» What to produce:
Go through the material below and copy each line where the word "header" appears.

» Provided records:
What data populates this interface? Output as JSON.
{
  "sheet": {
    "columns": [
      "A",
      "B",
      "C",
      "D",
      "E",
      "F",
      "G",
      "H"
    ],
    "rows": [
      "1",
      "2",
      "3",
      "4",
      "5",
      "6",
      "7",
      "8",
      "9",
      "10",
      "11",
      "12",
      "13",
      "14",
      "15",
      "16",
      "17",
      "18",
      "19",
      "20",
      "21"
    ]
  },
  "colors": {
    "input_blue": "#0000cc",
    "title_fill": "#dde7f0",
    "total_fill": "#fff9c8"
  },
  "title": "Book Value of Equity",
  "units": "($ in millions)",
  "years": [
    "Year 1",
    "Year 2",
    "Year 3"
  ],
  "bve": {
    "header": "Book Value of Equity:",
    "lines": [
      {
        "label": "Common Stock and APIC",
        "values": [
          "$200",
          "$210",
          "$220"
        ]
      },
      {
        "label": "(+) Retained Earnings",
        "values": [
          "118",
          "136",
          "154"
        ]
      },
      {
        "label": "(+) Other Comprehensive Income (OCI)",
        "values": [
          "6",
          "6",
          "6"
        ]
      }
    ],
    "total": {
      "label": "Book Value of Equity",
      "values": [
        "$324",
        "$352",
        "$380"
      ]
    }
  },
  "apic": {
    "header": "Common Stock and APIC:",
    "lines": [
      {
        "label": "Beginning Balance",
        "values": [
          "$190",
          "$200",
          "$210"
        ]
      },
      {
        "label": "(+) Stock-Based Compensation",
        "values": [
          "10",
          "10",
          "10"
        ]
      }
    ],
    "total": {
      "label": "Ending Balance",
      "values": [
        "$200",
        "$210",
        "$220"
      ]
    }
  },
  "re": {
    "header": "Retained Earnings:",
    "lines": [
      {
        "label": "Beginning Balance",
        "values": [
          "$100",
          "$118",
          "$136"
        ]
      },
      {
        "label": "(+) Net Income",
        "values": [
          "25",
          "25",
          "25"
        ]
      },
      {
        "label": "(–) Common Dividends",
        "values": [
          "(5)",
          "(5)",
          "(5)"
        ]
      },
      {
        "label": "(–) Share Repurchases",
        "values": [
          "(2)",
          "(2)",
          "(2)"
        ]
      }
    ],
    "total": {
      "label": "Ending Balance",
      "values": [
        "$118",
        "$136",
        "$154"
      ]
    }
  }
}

» Answer to the problem:
    "header": "Book Value of Equity:",
    "header": "Common Stock and APIC:",
    "header": "Retained Earnings:",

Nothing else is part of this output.